• _TEXTO EXTRAÍDO_:
-=-=-=-=-
Escolher o lugar em vida para ter suas cinzas depositadas é um desejo comum, principalmente quando se trata de locais onde a natureza é mais presente, como no mar ou em um parque, conta Maria Júlia Kovács, professora sênior do Instituto de Psicologia da USP e membro-fundadora do Laboratório de Estudos sobre a Morte.

No entanto, a escolha também pode ser de um local importante para o falecido, como foi para Miyagi. “Pode ser um lugar que ele trabalhou, viveu ou que tenha uma relação afetiva muito grande. Mas não dá para generalizar. A criação do vínculo com um local depende de cada pessoa e não necessariamente ela vai querer deixar suas cinzas lá”, explica a professora.

A importância da escolha de um local se baseia na necessidade que muitos têm de acreditar que seus desejos serão atendidos mesmo depois da morte, o que dá à pessoa a sensação de que ela é amada, querida e de que deixa um legado para os familiares e amigos – embora não haja garantia de que o desejo seja, de fato, cumprido.

“As pessoas têm as mais variadas formas de tentar manter seu legado ou de receber uma homenagem depois da sua morte. Escolher um lugar faz os familiares terem um local de visitação e de ritual para lembrar da pessoa querida”, diz a professora, “e as cinzas jogadas trazem a ideia de que, de alguma forma, a pessoa está lá”.
-=-=-=-=-
• _Registros extraídos_:
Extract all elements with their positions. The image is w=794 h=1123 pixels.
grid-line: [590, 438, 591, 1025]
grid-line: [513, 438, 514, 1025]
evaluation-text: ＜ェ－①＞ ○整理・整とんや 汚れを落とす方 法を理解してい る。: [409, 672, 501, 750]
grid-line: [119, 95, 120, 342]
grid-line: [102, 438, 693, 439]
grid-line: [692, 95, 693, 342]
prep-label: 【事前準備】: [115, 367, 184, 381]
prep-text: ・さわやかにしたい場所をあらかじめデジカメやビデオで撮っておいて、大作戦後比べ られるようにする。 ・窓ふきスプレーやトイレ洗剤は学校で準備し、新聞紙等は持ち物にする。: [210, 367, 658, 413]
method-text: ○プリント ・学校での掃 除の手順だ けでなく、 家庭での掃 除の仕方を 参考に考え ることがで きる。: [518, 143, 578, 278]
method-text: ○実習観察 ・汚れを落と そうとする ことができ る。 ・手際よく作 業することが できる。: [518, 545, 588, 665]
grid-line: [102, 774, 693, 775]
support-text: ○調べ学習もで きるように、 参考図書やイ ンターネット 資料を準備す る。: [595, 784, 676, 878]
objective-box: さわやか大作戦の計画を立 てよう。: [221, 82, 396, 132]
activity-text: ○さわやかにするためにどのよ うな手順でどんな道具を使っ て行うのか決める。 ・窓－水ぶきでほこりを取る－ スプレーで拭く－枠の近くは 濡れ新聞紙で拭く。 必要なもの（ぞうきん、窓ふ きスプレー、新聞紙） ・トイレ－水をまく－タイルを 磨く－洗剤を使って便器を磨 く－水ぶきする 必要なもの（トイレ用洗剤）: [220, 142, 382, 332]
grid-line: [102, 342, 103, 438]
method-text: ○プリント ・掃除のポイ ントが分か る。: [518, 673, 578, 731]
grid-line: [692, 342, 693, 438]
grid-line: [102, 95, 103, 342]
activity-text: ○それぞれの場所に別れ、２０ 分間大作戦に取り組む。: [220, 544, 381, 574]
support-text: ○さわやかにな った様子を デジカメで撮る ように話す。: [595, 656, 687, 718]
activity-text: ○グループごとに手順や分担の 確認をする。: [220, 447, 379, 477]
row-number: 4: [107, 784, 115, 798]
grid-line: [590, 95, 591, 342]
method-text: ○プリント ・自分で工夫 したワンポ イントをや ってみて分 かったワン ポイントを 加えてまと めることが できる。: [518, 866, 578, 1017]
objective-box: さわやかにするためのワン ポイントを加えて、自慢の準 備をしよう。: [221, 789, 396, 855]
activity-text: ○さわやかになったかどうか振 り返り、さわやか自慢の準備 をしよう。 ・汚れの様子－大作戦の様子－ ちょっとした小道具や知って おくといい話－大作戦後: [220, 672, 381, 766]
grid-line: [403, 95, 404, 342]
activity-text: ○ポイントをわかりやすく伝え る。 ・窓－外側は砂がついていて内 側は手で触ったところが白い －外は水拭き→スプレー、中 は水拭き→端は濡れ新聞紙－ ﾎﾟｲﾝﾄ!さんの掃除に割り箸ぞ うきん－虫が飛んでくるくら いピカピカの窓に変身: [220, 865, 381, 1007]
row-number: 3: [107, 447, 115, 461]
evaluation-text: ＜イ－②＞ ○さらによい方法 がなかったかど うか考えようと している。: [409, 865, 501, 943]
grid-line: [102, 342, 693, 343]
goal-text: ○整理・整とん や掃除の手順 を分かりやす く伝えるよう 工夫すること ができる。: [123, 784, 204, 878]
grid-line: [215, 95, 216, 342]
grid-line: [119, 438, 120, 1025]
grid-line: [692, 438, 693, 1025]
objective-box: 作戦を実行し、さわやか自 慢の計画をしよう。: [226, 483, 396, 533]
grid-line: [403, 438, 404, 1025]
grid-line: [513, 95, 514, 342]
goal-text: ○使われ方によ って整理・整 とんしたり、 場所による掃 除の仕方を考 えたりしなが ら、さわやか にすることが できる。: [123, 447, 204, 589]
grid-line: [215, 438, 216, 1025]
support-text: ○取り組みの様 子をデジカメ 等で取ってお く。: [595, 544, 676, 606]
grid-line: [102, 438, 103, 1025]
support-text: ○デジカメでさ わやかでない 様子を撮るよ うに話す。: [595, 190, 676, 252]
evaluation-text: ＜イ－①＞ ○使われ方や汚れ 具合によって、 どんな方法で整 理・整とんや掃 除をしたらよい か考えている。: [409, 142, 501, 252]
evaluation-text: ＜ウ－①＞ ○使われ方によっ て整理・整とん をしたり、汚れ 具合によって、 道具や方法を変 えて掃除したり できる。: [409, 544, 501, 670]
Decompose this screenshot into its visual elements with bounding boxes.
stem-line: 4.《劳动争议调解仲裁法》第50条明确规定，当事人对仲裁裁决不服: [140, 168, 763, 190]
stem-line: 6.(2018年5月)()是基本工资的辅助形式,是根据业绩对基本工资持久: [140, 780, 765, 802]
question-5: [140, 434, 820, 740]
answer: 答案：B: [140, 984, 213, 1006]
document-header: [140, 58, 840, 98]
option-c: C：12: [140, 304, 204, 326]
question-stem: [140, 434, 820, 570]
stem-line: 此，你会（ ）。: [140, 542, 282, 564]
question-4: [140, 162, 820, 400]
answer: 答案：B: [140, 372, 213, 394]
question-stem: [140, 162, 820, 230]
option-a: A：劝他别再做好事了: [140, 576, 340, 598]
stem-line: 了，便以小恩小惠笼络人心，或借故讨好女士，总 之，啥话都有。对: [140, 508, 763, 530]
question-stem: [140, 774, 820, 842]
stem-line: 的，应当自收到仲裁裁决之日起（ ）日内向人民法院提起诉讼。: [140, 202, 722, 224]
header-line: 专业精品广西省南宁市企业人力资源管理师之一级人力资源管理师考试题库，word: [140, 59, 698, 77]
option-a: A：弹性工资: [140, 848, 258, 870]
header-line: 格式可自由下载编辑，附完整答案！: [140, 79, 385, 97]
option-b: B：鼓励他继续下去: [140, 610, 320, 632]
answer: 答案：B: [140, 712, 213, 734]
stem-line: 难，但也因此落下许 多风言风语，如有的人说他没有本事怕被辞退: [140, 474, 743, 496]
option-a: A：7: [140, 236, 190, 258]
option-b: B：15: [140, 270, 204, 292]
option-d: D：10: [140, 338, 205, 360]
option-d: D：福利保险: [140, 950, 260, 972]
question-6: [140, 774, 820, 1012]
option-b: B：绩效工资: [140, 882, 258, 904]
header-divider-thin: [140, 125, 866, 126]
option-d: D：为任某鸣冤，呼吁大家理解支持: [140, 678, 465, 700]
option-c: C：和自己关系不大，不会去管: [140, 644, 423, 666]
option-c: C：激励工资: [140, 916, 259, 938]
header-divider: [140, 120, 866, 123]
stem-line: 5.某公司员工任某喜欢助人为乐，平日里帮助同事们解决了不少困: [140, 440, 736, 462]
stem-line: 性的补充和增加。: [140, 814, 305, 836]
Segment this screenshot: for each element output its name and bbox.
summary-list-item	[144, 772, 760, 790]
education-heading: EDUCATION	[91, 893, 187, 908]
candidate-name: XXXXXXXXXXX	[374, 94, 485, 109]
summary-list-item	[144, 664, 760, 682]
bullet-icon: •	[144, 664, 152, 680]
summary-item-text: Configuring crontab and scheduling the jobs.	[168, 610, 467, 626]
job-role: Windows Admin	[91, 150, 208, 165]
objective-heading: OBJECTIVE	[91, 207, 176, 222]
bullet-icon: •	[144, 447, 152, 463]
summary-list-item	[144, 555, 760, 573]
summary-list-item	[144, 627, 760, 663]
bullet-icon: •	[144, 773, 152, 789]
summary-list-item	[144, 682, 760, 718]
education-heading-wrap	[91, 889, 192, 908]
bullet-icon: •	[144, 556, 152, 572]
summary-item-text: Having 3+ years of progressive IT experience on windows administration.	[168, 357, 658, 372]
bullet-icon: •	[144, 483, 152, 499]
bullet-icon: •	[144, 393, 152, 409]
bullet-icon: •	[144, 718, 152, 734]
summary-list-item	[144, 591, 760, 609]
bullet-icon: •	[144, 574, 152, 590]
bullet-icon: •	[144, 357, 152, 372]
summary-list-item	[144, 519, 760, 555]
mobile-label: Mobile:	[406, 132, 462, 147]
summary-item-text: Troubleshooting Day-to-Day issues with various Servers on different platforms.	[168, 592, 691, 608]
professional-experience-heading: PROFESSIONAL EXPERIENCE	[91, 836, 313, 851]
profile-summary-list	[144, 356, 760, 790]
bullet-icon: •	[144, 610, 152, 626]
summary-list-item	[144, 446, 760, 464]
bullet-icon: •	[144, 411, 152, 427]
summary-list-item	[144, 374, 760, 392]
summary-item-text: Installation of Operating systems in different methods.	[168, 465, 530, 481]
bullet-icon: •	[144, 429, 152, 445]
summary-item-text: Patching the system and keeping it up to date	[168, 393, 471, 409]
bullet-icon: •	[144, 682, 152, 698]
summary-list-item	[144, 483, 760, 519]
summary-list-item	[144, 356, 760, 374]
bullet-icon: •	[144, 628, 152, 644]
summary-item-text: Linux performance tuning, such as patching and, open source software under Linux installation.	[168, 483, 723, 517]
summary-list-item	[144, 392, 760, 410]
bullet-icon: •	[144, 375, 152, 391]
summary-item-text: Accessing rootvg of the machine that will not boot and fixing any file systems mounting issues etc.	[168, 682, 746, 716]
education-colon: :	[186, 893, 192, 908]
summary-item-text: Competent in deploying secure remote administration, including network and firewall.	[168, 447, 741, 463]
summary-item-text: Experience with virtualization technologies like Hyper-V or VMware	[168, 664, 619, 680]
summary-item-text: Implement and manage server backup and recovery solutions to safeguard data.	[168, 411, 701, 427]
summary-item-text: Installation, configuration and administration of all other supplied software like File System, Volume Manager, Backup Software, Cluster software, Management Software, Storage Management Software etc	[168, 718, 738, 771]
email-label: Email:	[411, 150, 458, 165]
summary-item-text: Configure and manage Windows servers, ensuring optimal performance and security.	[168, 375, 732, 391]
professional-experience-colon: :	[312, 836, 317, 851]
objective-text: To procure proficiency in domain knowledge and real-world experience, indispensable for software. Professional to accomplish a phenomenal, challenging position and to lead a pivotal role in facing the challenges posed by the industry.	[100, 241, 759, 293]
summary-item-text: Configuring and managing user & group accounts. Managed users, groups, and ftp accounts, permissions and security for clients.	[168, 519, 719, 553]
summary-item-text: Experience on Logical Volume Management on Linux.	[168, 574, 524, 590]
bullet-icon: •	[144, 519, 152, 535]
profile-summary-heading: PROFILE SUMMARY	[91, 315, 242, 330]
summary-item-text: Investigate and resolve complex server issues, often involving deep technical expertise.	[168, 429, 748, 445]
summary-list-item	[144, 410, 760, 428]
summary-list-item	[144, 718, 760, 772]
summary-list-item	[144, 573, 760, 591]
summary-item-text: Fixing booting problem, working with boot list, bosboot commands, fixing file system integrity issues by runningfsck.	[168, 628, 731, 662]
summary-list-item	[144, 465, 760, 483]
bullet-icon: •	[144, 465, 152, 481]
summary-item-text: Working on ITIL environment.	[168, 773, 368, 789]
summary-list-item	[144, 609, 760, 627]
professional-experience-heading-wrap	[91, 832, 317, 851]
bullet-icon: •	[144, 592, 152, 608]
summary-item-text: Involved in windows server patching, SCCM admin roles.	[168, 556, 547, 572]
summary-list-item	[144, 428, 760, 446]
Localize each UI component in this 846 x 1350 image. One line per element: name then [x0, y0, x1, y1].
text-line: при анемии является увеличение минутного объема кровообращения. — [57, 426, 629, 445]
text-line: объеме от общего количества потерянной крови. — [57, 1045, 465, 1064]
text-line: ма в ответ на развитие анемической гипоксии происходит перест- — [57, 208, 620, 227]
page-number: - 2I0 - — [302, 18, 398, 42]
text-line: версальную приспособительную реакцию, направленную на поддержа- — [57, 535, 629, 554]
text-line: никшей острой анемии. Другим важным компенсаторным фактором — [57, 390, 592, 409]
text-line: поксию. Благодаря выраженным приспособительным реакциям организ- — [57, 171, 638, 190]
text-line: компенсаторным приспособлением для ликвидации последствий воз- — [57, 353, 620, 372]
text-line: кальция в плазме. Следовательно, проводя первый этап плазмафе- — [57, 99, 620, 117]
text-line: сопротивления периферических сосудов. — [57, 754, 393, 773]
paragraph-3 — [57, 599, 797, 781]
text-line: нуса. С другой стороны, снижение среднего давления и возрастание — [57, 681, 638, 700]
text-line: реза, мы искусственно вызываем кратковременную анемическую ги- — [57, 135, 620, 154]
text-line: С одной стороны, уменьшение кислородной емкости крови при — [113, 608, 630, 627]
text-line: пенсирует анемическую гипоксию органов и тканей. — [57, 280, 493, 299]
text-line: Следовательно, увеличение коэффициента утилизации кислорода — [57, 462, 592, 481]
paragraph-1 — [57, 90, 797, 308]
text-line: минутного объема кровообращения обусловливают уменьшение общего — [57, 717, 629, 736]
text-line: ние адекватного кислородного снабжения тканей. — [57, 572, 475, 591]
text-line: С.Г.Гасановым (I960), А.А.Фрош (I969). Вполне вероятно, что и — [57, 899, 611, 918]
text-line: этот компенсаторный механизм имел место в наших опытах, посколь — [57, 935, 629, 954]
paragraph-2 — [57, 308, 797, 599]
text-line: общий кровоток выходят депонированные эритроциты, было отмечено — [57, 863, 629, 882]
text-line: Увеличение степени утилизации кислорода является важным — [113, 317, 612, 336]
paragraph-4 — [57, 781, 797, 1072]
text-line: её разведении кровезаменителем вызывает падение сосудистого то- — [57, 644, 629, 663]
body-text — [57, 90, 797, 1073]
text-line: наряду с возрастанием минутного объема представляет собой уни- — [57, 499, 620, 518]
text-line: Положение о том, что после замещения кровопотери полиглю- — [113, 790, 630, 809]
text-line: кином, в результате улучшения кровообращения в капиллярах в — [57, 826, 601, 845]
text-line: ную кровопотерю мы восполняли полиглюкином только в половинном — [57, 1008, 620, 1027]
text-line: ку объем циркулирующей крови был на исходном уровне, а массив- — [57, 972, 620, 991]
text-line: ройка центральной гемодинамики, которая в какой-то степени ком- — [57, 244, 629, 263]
-=-=-=-=-
• _TAREFAS_:
[1] Informe se cada afirmação a seguir está de acordo com o texto sobre o destino das cinzas. Responda sim ou não e cite, sem alterações, as palavras do texto que decidem a resposta.
(a) Maria Júlia Kovács é professora sênior do Instituto de Psicologia da USP.
(b) Segundo a professora, quem cria vínculo com um local sempre quer deixar suas cinzas lá.
(c) Há garantia de que o desejo sobre o local das cinzas seja cumprido.
[2] Escreva a continuação do texto sobre o destino das cinzas a partir da última frase apresentada.

• _RESPOSTAS ÀS TAREFAS_:
[1]
(a) Sim: "professora sênior do Instituto de Psicologia da USP".
(b) Não: "não necessariamente ela vai querer deixar suas cinzas lá".
(c) Não: "embora não haja garantia de que o desejo seja, de fato, cumprido".

[2]
Maria Júlia ainda ressalta um ponto importante. Placas, memoriais, obras e salas com nomes de ex-professores e funcionários que estão espalhados pela USP, assim como a realização de velórios no campus, são uma forma da instituição responder à pessoa que foi importante para a Universidade. Já as cinzas estarem depositadas na USP “prestam uma homenagem ao lugar, ao mesmo tempo em que as pessoas também são homenageadas por ele”, conclui.

Nos jardins da USP

O caso de Miyagi não é isolado. Assim como ele, outras pessoas de diferentes institutos também escolheram a USP como seu local de descanso. Só na Faculdade de Saúde Pública (FSP) são cinco: João Yunes, José Maria Soares Barata, Rosângela Carvalho Gutierrez, Liu Leal e Keiko Ogura Buralli.

Keiko, ou Keikinho, como Ausônia Donato, doutora em saúde pública pela Faculdade, chamava carinhosamente a amiga, foi professora do Departamento Materno-Infantil da FSP. Era especializada em saúde da criança e do adolescente e contribuiu na formação de sanitaristas nas décadas de 1960 a 1990. “Era uma sanitarista e tanto”, recorda Ausônia, que era amiga de Keiko desde os 14 anos. Elas fizeram o ensino fundamental, a faculdade e trabalharam juntas. “Ela gostava de discutir metodologia de pesquisa qualitativa e sempre ajudava os alunos, cuidou muito deles”.

Em decorrência de uma virose no pulmão, Keiko faleceu em 8 de março de 2002. Atendendo ao seu desejo, ela teve suas cinzas espalhadas em um pé de acácia na FSP, já que gostava da planta. A acácia fica perto da entrada pela esquina entre a Teodoro Sampaio e a Dr. Arnaldo, “logo à direita”, informa Ausônia.

A professora tinha tanta gratidão à Faculdade que, durante a cerimônia de cinzas, a mãe dela, já bem idosa, entregou um envelope com o último salário de Keiko ao diretor na época, João Yunes.

O próprio Yunes, que faleceu meses depois, em setembro de 2002, também teve suas cinzas depositadas no instituto, assim como José Maria Barata, reconhecido estudioso da subfamília de insetos Triatominae; Rosângela Gutierrez, que foi chefe do serviço administrativo da Biblioteca da FSP e que faleceu de Covid em 2021; e mais recentemente, Liu Leal, fisioterapeuta e militante na defesa do Sistema Único de Saúde falecida em outubro de 2023.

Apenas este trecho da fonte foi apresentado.